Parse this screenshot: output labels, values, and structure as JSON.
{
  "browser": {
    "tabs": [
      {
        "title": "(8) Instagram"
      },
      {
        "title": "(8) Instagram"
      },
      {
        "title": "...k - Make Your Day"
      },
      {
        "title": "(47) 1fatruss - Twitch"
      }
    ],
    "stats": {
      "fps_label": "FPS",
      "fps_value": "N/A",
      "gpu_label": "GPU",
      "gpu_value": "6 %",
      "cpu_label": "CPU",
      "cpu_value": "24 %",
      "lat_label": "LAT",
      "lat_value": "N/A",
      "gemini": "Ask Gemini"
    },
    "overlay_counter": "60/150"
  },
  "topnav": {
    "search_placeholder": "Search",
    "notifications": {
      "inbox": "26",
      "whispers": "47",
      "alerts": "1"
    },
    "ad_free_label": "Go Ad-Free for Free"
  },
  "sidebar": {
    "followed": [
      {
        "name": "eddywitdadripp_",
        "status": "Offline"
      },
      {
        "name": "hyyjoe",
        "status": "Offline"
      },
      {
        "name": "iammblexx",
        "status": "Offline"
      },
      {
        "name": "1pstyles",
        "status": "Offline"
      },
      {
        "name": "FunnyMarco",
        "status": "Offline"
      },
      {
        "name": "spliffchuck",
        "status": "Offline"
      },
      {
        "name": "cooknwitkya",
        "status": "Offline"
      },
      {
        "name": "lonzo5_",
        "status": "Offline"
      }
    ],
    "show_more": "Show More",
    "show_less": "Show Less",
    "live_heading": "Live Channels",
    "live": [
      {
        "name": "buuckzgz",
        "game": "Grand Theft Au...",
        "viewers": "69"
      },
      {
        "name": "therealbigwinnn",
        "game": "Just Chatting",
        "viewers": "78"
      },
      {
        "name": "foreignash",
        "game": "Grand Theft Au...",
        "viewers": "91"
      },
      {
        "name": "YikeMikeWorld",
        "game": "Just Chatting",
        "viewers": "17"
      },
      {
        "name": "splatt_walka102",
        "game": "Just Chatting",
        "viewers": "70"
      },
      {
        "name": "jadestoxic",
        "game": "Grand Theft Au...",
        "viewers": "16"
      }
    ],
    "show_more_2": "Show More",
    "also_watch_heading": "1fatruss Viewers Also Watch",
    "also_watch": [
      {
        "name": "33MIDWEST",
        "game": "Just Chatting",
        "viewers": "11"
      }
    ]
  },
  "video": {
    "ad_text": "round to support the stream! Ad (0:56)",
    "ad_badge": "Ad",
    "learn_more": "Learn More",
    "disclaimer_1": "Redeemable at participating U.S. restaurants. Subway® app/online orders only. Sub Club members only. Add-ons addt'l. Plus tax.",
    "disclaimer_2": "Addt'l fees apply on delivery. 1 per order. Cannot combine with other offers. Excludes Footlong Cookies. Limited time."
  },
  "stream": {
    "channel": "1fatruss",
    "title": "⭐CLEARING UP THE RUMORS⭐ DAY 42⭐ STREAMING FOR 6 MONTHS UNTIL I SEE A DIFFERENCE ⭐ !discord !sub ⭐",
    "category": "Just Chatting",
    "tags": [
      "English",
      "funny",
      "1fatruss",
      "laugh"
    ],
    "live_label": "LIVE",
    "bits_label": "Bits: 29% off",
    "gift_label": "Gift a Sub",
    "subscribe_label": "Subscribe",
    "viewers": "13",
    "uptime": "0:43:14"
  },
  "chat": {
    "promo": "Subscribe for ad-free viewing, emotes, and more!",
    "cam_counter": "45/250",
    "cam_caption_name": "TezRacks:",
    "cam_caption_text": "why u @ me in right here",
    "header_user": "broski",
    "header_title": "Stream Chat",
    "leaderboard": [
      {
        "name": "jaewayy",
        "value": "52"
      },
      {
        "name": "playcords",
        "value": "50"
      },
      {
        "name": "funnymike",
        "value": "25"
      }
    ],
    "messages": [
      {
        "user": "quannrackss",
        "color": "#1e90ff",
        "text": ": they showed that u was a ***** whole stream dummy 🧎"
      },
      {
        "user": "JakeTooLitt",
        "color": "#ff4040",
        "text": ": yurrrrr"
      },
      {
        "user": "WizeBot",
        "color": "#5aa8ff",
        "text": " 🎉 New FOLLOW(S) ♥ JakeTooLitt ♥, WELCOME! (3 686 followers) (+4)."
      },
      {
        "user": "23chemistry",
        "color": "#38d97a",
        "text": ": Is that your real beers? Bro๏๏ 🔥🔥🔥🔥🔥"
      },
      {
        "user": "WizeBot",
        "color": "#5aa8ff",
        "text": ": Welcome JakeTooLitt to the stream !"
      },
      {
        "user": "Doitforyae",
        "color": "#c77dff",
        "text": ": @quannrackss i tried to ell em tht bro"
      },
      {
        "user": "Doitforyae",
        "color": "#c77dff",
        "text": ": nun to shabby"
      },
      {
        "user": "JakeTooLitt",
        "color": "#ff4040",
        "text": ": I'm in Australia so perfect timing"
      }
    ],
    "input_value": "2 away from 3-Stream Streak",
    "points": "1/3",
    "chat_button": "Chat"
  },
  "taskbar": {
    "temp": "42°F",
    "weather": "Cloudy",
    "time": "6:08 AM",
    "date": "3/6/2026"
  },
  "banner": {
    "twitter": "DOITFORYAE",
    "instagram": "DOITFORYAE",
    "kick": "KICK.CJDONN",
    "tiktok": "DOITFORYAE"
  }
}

Directions for this task = Transcribe every record above exactly as it appears.

In response =
Parse this screenshot: output labels, values, and structure as JSON.
{
  "browser": {
    "tabs": [
      {
        "title": "(8) Instagram"
      },
      {
        "title": "(8) Instagram"
      },
      {
        "title": "...k - Make Your Day"
      },
      {
        "title": "(47) 1fatruss - Twitch"
      }
    ],
    "stats": {
      "fps_label": "FPS",
      "fps_value": "N/A",
      "gpu_label": "GPU",
      "gpu_value": "6 %",
      "cpu_label": "CPU",
      "cpu_value": "24 %",
      "lat_label": "LAT",
      "lat_value": "N/A",
      "gemini": "Ask Gemini"
    },
    "overlay_counter": "60/150"
  },
  "topnav": {
    "search_placeholder": "Search",
    "notifications": {
      "inbox": "26",
      "whispers": "47",
      "alerts": "1"
    },
    "ad_free_label": "Go Ad-Free for Free"
  },
  "sidebar": {
    "followed": [
      {
        "name": "eddywitdadripp_",
        "status": "Offline"
      },
      {
        "name": "hyyjoe",
        "status": "Offline"
      },
      {
        "name": "iammblexx",
        "status": "Offline"
      },
      {
        "name": "1pstyles",
        "status": "Offline"
      },
      {
        "name": "FunnyMarco",
        "status": "Offline"
      },
      {
        "name": "spliffchuck",
        "status": "Offline"
      },
      {
        "name": "cooknwitkya",
        "status": "Offline"
      },
      {
        "name": "lonzo5_",
        "status": "Offline"
      }
    ],
    "show_more": "Show More",
    "show_less": "Show Less",
    "live_heading": "Live Channels",
    "live": [
      {
        "name": "buuckzgz",
        "game": "Grand Theft Au...",
        "viewers": "69"
      },
      {
        "name": "therealbigwinnn",
        "game": "Just Chatting",
        "viewers": "78"
      },
      {
        "name": "foreignash",
        "game": "Grand Theft Au...",
        "viewers": "91"
      },
      {
        "name": "YikeMikeWorld",
        "game": "Just Chatting",
        "viewers": "17"
      },
      {
        "name": "splatt_walka102",
        "game": "Just Chatting",
        "viewers": "70"
      },
      {
        "name": "jadestoxic",
        "game": "Grand Theft Au...",
        "viewers": "16"
      }
    ],
    "show_more_2": "Show More",
    "also_watch_heading": "1fatruss Viewers Also Watch",
    "also_watch": [
      {
        "name": "33MIDWEST",
        "game": "Just Chatting",
        "viewers": "11"
      }
    ]
  },
  "video": {
    "ad_text": "round to support the stream! Ad (0:56)",
    "ad_badge": "Ad",
    "learn_more": "Learn More",
    "disclaimer_1": "Redeemable at participating U.S. restaurants. Subway® app/online orders only. Sub Club members only. Add-ons addt'l. Plus tax.",
    "disclaimer_2": "Addt'l fees apply on delivery. 1 per order. Cannot combine with other offers. Excludes Footlong Cookies. Limited time."
  },
  "stream": {
    "channel": "1fatruss",
    "title": "⭐CLEARING UP THE RUMORS⭐ DAY 42⭐ STREAMING FOR 6 MONTHS UNTIL I SEE A DIFFERENCE ⭐ !discord !sub ⭐",
    "category": "Just Chatting",
    "tags": [
      "English",
      "funny",
      "1fatruss",
      "laugh"
    ],
    "live_label": "LIVE",
    "bits_label": "Bits: 29% off",
    "gift_label": "Gift a Sub",
    "subscribe_label": "Subscribe",
    "viewers": "13",
    "uptime": "0:43:14"
  },
  "chat": {
    "promo": "Subscribe for ad-free viewing, emotes, and more!",
    "cam_counter": "45/250",
    "cam_caption_name": "TezRacks:",
    "cam_caption_text": "why u @ me in right here",
    "header_user": "broski",
    "header_title": "Stream Chat",
    "leaderboard": [
      {
        "name": "jaewayy",
        "value": "52"
      },
      {
        "name": "playcords",
        "value": "50"
      },
      {
        "name": "funnymike",
        "value": "25"
      }
    ],
    "messages": [
      {
        "user": "quannrackss",
        "color": "#1e90ff",
        "text": ": they showed that u was a ***** whole stream dummy 🧎"
      },
      {
        "user": "JakeTooLitt",
        "color": "#ff4040",
        "text": ": yurrrrr"
      },
      {
        "user": "WizeBot",
        "color": "#5aa8ff",
        "text": " 🎉 New FOLLOW(S) ♥ JakeTooLitt ♥, WELCOME! (3 686 followers) (+4)."
      },
      {
        "user": "23chemistry",
        "color": "#38d97a",
        "text": ": Is that your real beers? Bro๏๏ 🔥🔥🔥🔥🔥"
      },
      {
        "user": "WizeBot",
        "color": "#5aa8ff",
        "text": ": Welcome JakeTooLitt to the stream !"
      },
      {
        "user": "Doitforyae",
        "color": "#c77dff",
        "text": ": @quannrackss i tried to ell em tht bro"
      },
      {
        "user": "Doitforyae",
        "color": "#c77dff",
        "text": ": nun to shabby"
      },
      {
        "user": "JakeTooLitt",
        "color": "#ff4040",
        "text": ": I'm in Australia so perfect timing"
      }
    ],
    "input_value": "2 away from 3-Stream Streak",
    "points": "1/3",
    "chat_button": "Chat"
  },
  "taskbar": {
    "temp": "42°F",
    "weather": "Cloudy",
    "time": "6:08 AM",
    "date": "3/6/2026"
  },
  "banner": {
    "twitter": "DOITFORYAE",
    "instagram": "DOITFORYAE",
    "kick": "KICK.CJDONN",
    "tiktok": "DOITFORYAE"
  }
}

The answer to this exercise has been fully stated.